**Your objective**
Extract each line where the string "name" shows up.

**Records provided**
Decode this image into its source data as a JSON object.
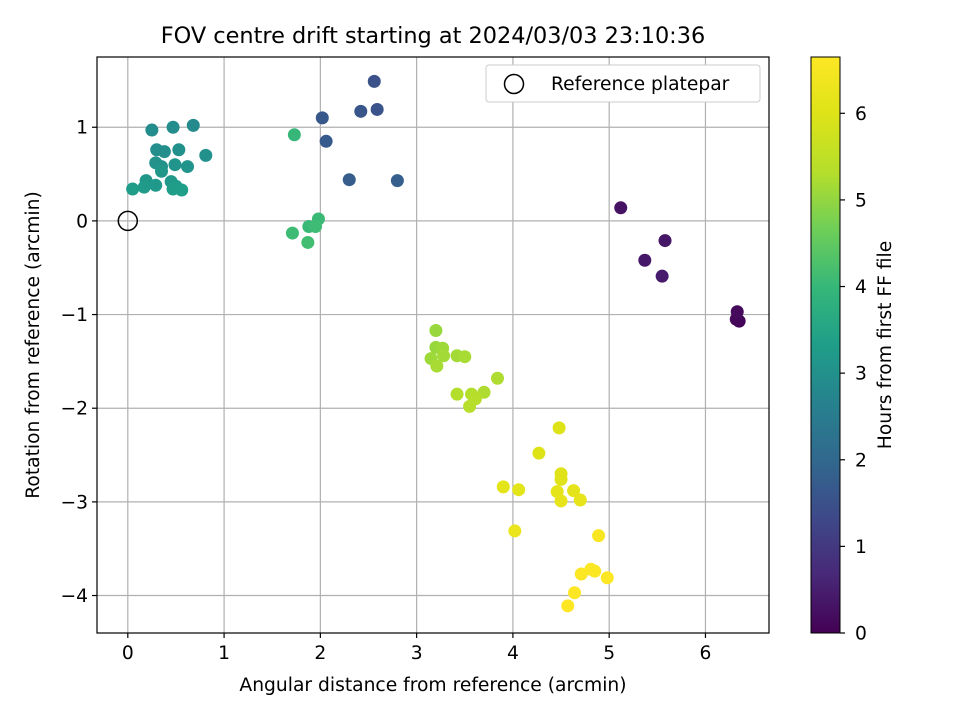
{
  "chart_data": {
    "type": "scatter",
    "title": "FOV centre drift starting at 2024/03/03 23:10:36",
    "xlabel": "Angular distance from reference (arcmin)",
    "ylabel": "Rotation from reference (arcmin)",
    "xlim": [
      -0.32,
      6.66
    ],
    "ylim": [
      -4.4,
      1.75
    ],
    "xticks": [
      0,
      1,
      2,
      3,
      4,
      5,
      6
    ],
    "yticks": [
      -4,
      -3,
      -2,
      -1,
      0,
      1
    ],
    "xtick_labels": [
      "0",
      "1",
      "2",
      "3",
      "4",
      "5",
      "6"
    ],
    "ytick_labels": [
      "−4",
      "−3",
      "−2",
      "−1",
      "0",
      "1"
    ],
    "grid": true,
    "colormap": "viridis",
    "colorbar": {
      "label": "Hours from first FF file",
      "min": 0,
      "max": 6.65,
      "ticks": [
        0,
        1,
        2,
        3,
        4,
        5,
        6
      ],
      "tick_labels": [
        "0",
        "1",
        "2",
        "3",
        "4",
        "5",
        "6"
      ]
    },
    "legend": {
      "label": "Reference platepar",
      "position": "top-right"
    },
    "reference_point": {
      "x": 0,
      "y": 0
    },
    "points": [
      {
        "x": 6.35,
        "y": -1.07,
        "c": 0.05
      },
      {
        "x": 6.32,
        "y": -1.05,
        "c": 0.1
      },
      {
        "x": 6.33,
        "y": -0.97,
        "c": 0.15
      },
      {
        "x": 5.12,
        "y": 0.14,
        "c": 0.3
      },
      {
        "x": 5.58,
        "y": -0.21,
        "c": 0.35
      },
      {
        "x": 5.37,
        "y": -0.42,
        "c": 0.4
      },
      {
        "x": 5.55,
        "y": -0.59,
        "c": 0.45
      },
      {
        "x": 2.56,
        "y": 1.49,
        "c": 1.5
      },
      {
        "x": 2.59,
        "y": 1.19,
        "c": 1.55
      },
      {
        "x": 2.42,
        "y": 1.17,
        "c": 1.6
      },
      {
        "x": 2.02,
        "y": 1.1,
        "c": 1.65
      },
      {
        "x": 2.06,
        "y": 0.85,
        "c": 1.7
      },
      {
        "x": 2.3,
        "y": 0.44,
        "c": 1.75
      },
      {
        "x": 2.8,
        "y": 0.43,
        "c": 1.8
      },
      {
        "x": 0.68,
        "y": 1.02,
        "c": 2.85
      },
      {
        "x": 0.47,
        "y": 1.0,
        "c": 2.9
      },
      {
        "x": 0.25,
        "y": 0.97,
        "c": 2.9
      },
      {
        "x": 0.3,
        "y": 0.76,
        "c": 2.95
      },
      {
        "x": 0.38,
        "y": 0.74,
        "c": 2.95
      },
      {
        "x": 0.53,
        "y": 0.76,
        "c": 3.0
      },
      {
        "x": 0.81,
        "y": 0.7,
        "c": 3.0
      },
      {
        "x": 0.29,
        "y": 0.62,
        "c": 3.05
      },
      {
        "x": 0.35,
        "y": 0.58,
        "c": 3.05
      },
      {
        "x": 0.49,
        "y": 0.6,
        "c": 3.1
      },
      {
        "x": 0.62,
        "y": 0.58,
        "c": 3.1
      },
      {
        "x": 0.35,
        "y": 0.53,
        "c": 3.15
      },
      {
        "x": 0.19,
        "y": 0.43,
        "c": 3.15
      },
      {
        "x": 0.29,
        "y": 0.38,
        "c": 3.2
      },
      {
        "x": 0.45,
        "y": 0.42,
        "c": 3.2
      },
      {
        "x": 0.5,
        "y": 0.37,
        "c": 3.25
      },
      {
        "x": 0.17,
        "y": 0.36,
        "c": 3.25
      },
      {
        "x": 0.05,
        "y": 0.34,
        "c": 3.3
      },
      {
        "x": 0.47,
        "y": 0.34,
        "c": 3.3
      },
      {
        "x": 0.56,
        "y": 0.33,
        "c": 3.35
      },
      {
        "x": 1.73,
        "y": 0.92,
        "c": 4.0
      },
      {
        "x": 1.98,
        "y": 0.02,
        "c": 4.05
      },
      {
        "x": 1.88,
        "y": -0.06,
        "c": 4.05
      },
      {
        "x": 1.95,
        "y": -0.06,
        "c": 4.1
      },
      {
        "x": 1.71,
        "y": -0.13,
        "c": 4.1
      },
      {
        "x": 1.87,
        "y": -0.23,
        "c": 4.15
      },
      {
        "x": 3.2,
        "y": -1.17,
        "c": 5.05
      },
      {
        "x": 3.2,
        "y": -1.35,
        "c": 5.05
      },
      {
        "x": 3.27,
        "y": -1.36,
        "c": 5.1
      },
      {
        "x": 3.15,
        "y": -1.47,
        "c": 5.1
      },
      {
        "x": 3.28,
        "y": -1.44,
        "c": 5.15
      },
      {
        "x": 3.42,
        "y": -1.44,
        "c": 5.15
      },
      {
        "x": 3.5,
        "y": -1.45,
        "c": 5.2
      },
      {
        "x": 3.21,
        "y": -1.55,
        "c": 5.2
      },
      {
        "x": 3.84,
        "y": -1.68,
        "c": 5.25
      },
      {
        "x": 3.7,
        "y": -1.83,
        "c": 5.25
      },
      {
        "x": 3.42,
        "y": -1.85,
        "c": 5.3
      },
      {
        "x": 3.57,
        "y": -1.85,
        "c": 5.3
      },
      {
        "x": 3.61,
        "y": -1.9,
        "c": 5.35
      },
      {
        "x": 3.55,
        "y": -1.98,
        "c": 5.35
      },
      {
        "x": 4.48,
        "y": -2.21,
        "c": 6.0
      },
      {
        "x": 4.27,
        "y": -2.48,
        "c": 6.0
      },
      {
        "x": 4.5,
        "y": -2.7,
        "c": 6.05
      },
      {
        "x": 4.5,
        "y": -2.76,
        "c": 6.05
      },
      {
        "x": 3.9,
        "y": -2.84,
        "c": 6.1
      },
      {
        "x": 4.06,
        "y": -2.87,
        "c": 6.1
      },
      {
        "x": 4.46,
        "y": -2.89,
        "c": 6.15
      },
      {
        "x": 4.63,
        "y": -2.88,
        "c": 6.15
      },
      {
        "x": 4.5,
        "y": -2.99,
        "c": 6.2
      },
      {
        "x": 4.7,
        "y": -2.98,
        "c": 6.2
      },
      {
        "x": 4.02,
        "y": -3.31,
        "c": 6.25
      },
      {
        "x": 4.89,
        "y": -3.36,
        "c": 6.55
      },
      {
        "x": 4.81,
        "y": -3.72,
        "c": 6.6
      },
      {
        "x": 4.85,
        "y": -3.74,
        "c": 6.6
      },
      {
        "x": 4.71,
        "y": -3.77,
        "c": 6.6
      },
      {
        "x": 4.98,
        "y": -3.81,
        "c": 6.65
      },
      {
        "x": 4.64,
        "y": -3.97,
        "c": 6.65
      },
      {
        "x": 4.57,
        "y": -4.11,
        "c": 6.65
      }
    ]
  }
}
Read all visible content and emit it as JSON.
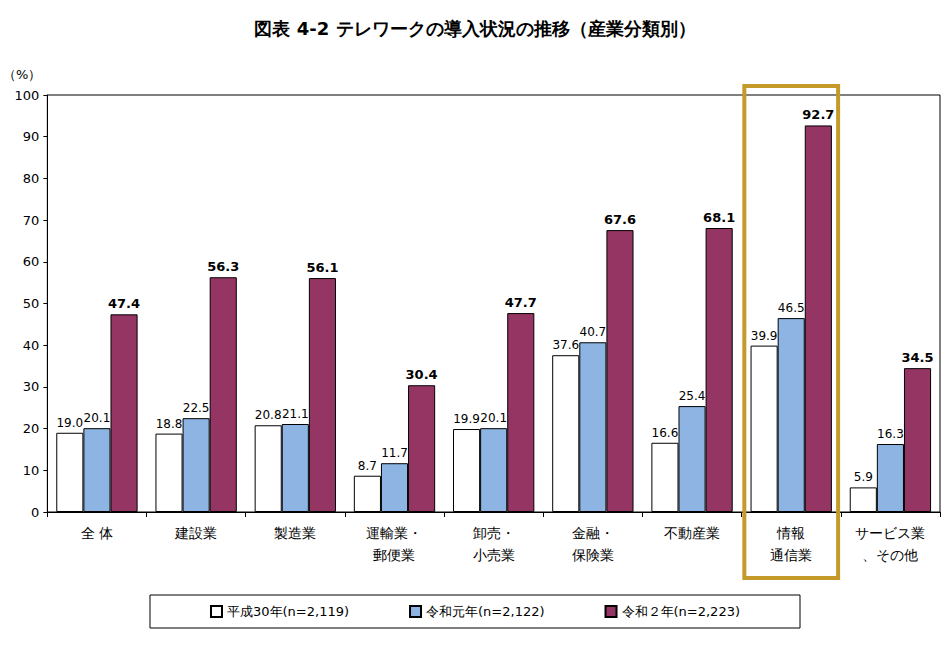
{
  "chart_data": {
    "type": "bar",
    "title": "図表 4-2 テレワークの導入状況の推移（産業分類別）",
    "y_label": "（%）",
    "categories": [
      "全 体",
      "建設業",
      "製造業",
      "運輸業・\n郵便業",
      "卸売・\n小売業",
      "金融・\n保険業",
      "不動産業",
      "情報\n通信業",
      "サービス業\n、その他"
    ],
    "series": [
      {
        "name": "平成30年(n=2,119)",
        "color": "#ffffff",
        "values": [
          19.0,
          18.8,
          20.8,
          8.7,
          19.9,
          37.6,
          16.6,
          39.9,
          5.9
        ],
        "value_labels": [
          "19.0",
          "18.8",
          "20.8",
          "8.7",
          "19.9",
          "37.6",
          "16.6",
          "39.9",
          "5.9"
        ]
      },
      {
        "name": "令和元年(n=2,122)",
        "color": "#8db4e2",
        "values": [
          20.1,
          22.5,
          21.1,
          11.7,
          20.1,
          40.7,
          25.4,
          46.5,
          16.3
        ],
        "value_labels": [
          "20.1",
          "22.5",
          "21.1",
          "11.7",
          "20.1",
          "40.7",
          "25.4",
          "46.5",
          "16.3"
        ]
      },
      {
        "name": "令和２年(n=2,223)",
        "color": "#953563",
        "values": [
          47.4,
          56.3,
          56.1,
          30.4,
          47.7,
          67.6,
          68.1,
          92.7,
          34.5
        ],
        "value_labels": [
          "47.4",
          "56.3",
          "56.1",
          "30.4",
          "47.7",
          "67.6",
          "68.1",
          "92.7",
          "34.5"
        ]
      }
    ],
    "ylim": [
      0,
      100
    ],
    "yticks": [
      0,
      10,
      20,
      30,
      40,
      50,
      60,
      70,
      80,
      90,
      100
    ],
    "grid": false,
    "legend": "bottom",
    "data_labels": true
  }
}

**Result for this task**
        "name": "平成30年(n=2,119)",
        "name": "令和元年(n=2,122)",
        "name": "令和２年(n=2,223)",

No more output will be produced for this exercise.